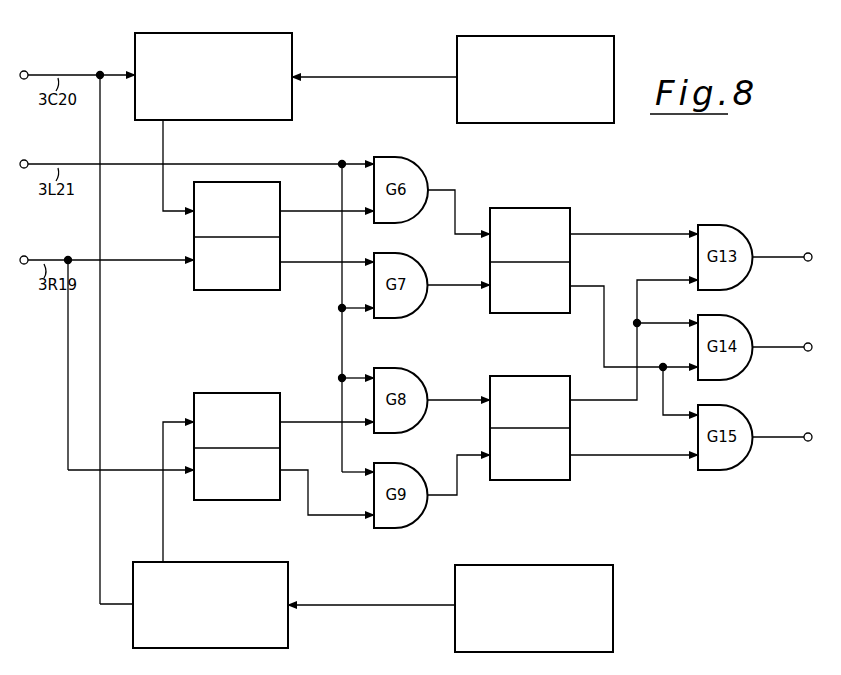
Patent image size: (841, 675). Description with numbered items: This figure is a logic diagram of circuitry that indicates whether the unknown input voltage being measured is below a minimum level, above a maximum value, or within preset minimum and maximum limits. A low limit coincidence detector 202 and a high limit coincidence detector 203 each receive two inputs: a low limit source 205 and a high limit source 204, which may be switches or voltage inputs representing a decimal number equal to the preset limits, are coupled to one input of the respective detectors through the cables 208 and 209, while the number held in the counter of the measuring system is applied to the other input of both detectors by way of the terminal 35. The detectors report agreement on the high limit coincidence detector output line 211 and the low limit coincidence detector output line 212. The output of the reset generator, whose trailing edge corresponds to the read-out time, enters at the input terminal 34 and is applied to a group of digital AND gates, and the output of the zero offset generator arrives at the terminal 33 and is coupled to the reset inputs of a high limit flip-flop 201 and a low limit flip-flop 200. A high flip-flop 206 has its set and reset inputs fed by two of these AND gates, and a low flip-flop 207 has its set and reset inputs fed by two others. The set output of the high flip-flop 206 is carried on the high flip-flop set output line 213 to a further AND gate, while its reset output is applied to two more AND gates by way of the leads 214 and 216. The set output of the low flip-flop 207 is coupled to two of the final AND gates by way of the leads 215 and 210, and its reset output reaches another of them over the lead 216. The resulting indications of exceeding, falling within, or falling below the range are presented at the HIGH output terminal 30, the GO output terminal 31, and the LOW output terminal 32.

The HIGH output terminal 30 is at (810, 261).
The GO output terminal 31 is at (810, 351).
The LOW output terminal 32 is at (811, 441).
The terminal 33 is at (32, 249).
The input terminal 3L21 34 is at (32, 153).
The terminal 35 is at (32, 63).
The low limit flip-flop 200 is at (247, 394).
The high limit flip-flop 201 is at (281, 198).
The low limit coincidence detector 202 is at (296, 554).
The high limit coincidence detector 203 is at (287, 26).
The high limit source 204 is at (592, 36).
The low limit source 205 is at (612, 566).
The high flip-flop 206 is at (565, 200).
The low flip-flop 207 is at (578, 366).
The cable 208 is at (387, 596).
The cable 209 is at (382, 66).
The lead 210 is at (666, 314).
The high limit coincidence detector output line 211 is at (164, 158).
The low limit coincidence detector output line 212 is at (164, 541).
The high flip-flop set output line 213 is at (653, 234).
The lead 214 is at (603, 344).
The lead 215 is at (606, 396).
The lead 216 is at (646, 455).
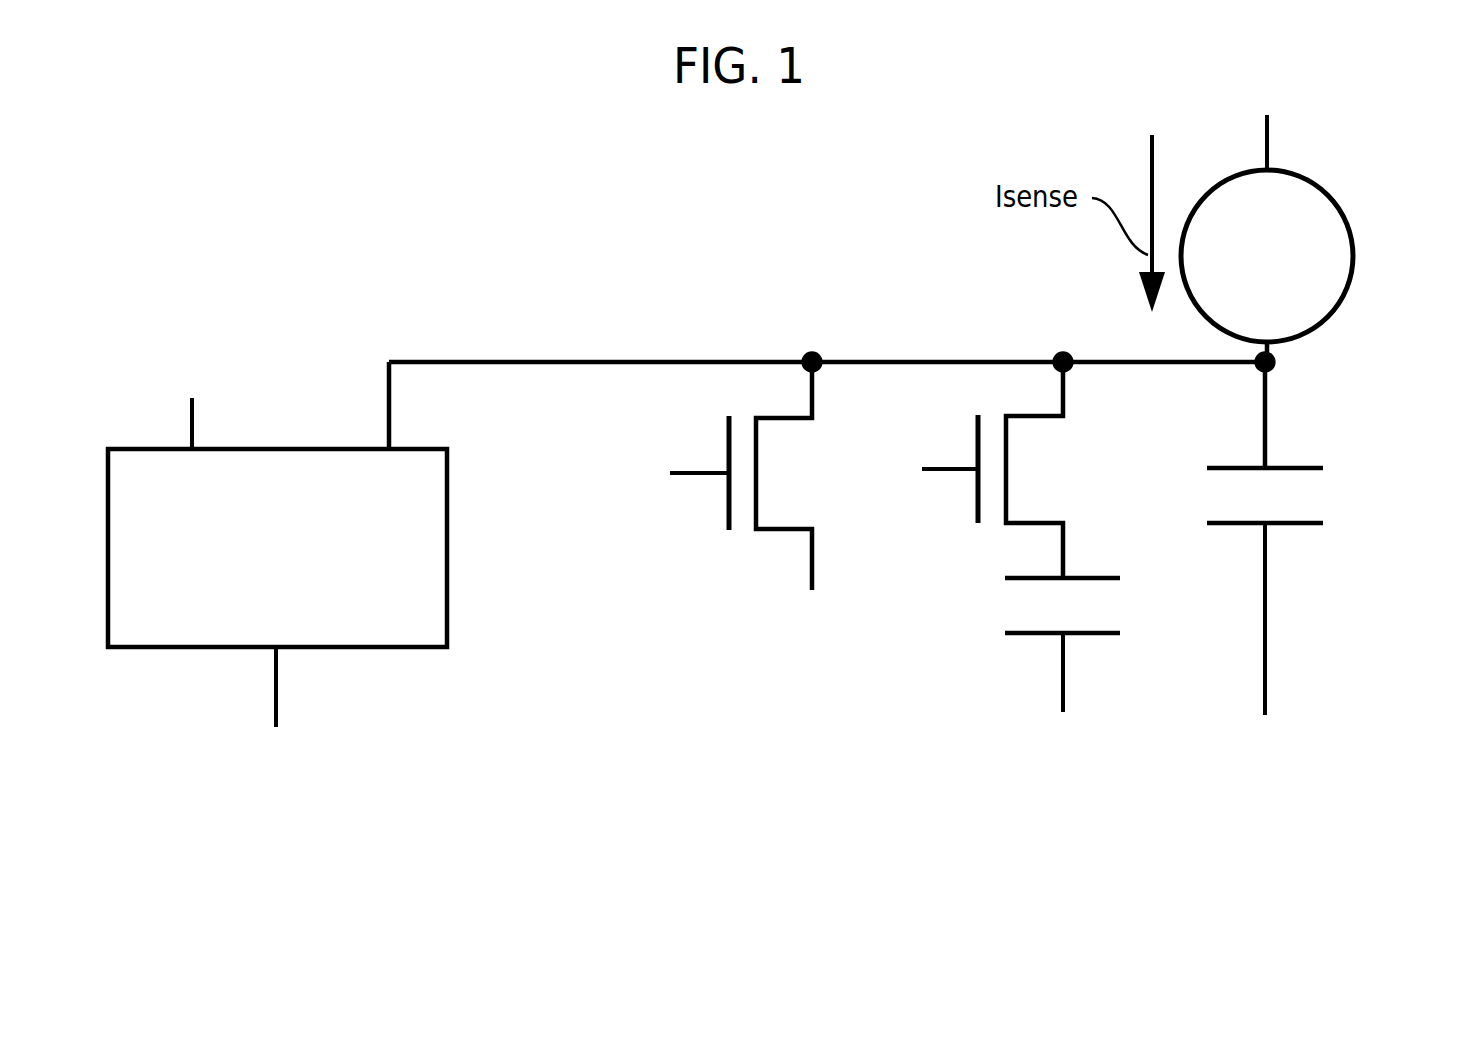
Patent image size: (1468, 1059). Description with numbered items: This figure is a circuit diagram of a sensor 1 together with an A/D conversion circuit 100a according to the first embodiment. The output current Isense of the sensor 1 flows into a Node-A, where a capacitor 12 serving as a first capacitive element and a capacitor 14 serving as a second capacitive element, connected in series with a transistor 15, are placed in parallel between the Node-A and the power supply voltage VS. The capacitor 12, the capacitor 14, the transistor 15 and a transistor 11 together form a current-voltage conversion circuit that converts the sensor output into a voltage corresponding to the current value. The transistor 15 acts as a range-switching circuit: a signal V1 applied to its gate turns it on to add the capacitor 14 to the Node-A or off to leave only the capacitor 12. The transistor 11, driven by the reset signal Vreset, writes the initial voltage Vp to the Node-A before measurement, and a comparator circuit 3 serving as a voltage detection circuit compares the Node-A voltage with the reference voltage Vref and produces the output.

_简短练习_
把清单中的“logic diagram”改为“block diagram”，其余内容一律不变，重新写出整份清单，但不要写入图片。

_练习结果_
Patent image size: (841, 675). Description with numbered items: This figure is a block diagram of circuitry that indicates whether the unknown input voltage being measured is below a minimum level, above a maximum value, or within preset minimum and maximum limits. A low limit coincidence detector 202 and a high limit coincidence detector 203 each receive two inputs: a low limit source 205 and a high limit source 204, which may be switches or voltage inputs representing a decimal number equal to the preset limits, are coupled to one input of the respective detectors through the cables 208 and 209, while the number held in the counter of the measuring system is applied to the other input of both detectors by way of the terminal 35. The detectors report agreement on the high limit coincidence detector output line 211 and the low limit coincidence detector output line 212. The output of the reset generator, whose trailing edge corresponds to the read-out time, enters at the input terminal 34 and is applied to a group of digital AND gates, and the output of the zero offset generator arrives at the terminal 33 and is coupled to the reset inputs of a high limit flip-flop 201 and a low limit flip-flop 200. A high flip-flop 206 has its set and reset inputs fed by two of these AND gates, and a low flip-flop 207 has its set and reset inputs fed by two others. The set output of the high flip-flop 206 is carried on the high flip-flop set output line 213 to a further AND gate, while its reset output is applied to two more AND gates by way of the leads 214 and 216. The set output of the low flip-flop 207 is coupled to two of the final AND gates by way of the leads 215 and 210, and its reset output reaches another of them over the lead 216. The resulting indications of exceeding, falling within, or falling below the range are presented at the HIGH output terminal 30, the GO output terminal 31, and the LOW output terminal 32.

The HIGH output terminal 30 is at (810, 261).
The GO output terminal 31 is at (810, 351).
The LOW output terminal 32 is at (811, 441).
The terminal 33 is at (32, 249).
The input terminal 3L21 34 is at (32, 153).
The terminal 35 is at (32, 63).
The low limit flip-flop 200 is at (247, 394).
The high limit flip-flop 201 is at (281, 198).
The low limit coincidence detector 202 is at (296, 554).
The high limit coincidence detector 203 is at (287, 26).
The high limit source 204 is at (592, 36).
The low limit source 205 is at (612, 566).
The high flip-flop 206 is at (565, 200).
The low flip-flop 207 is at (578, 366).
The cable 208 is at (387, 596).
The cable 209 is at (382, 66).
The lead 210 is at (666, 314).
The high limit coincidence detector output line 211 is at (164, 158).
The low limit coincidence detector output line 212 is at (164, 541).
The high flip-flop set output line 213 is at (653, 234).
The lead 214 is at (603, 344).
The lead 215 is at (606, 396).
The lead 216 is at (646, 455).
Patent image size: (1468, 1059). Description with numbered items: This figure is a circuit diagram of a sensor 1 together with an A/D conversion circuit 100a according to the first embodiment. The output current Isense of the sensor 1 flows into a Node-A, where a capacitor 12 serving as a first capacitive element and a capacitor 14 serving as a second capacitive element, connected in series with a transistor 15, are placed in parallel between the Node-A and the power supply voltage VS. The capacitor 12, the capacitor 14, the transistor 15 and a transistor 11 together form a current-voltage conversion circuit that converts the sensor output into a voltage corresponding to the current value. The transistor 15 acts as a range-switching circuit: a signal V1 applied to its gate turns it on to add the capacitor 14 to the Node-A or off to leave only the capacitor 12. The transistor 11, driven by the reset signal Vreset, writes the initial voltage Vp to the Node-A before measurement, and a comparator circuit 3 serving as a voltage detection circuit compares the Node-A voltage with the reference voltage Vref and produces the output.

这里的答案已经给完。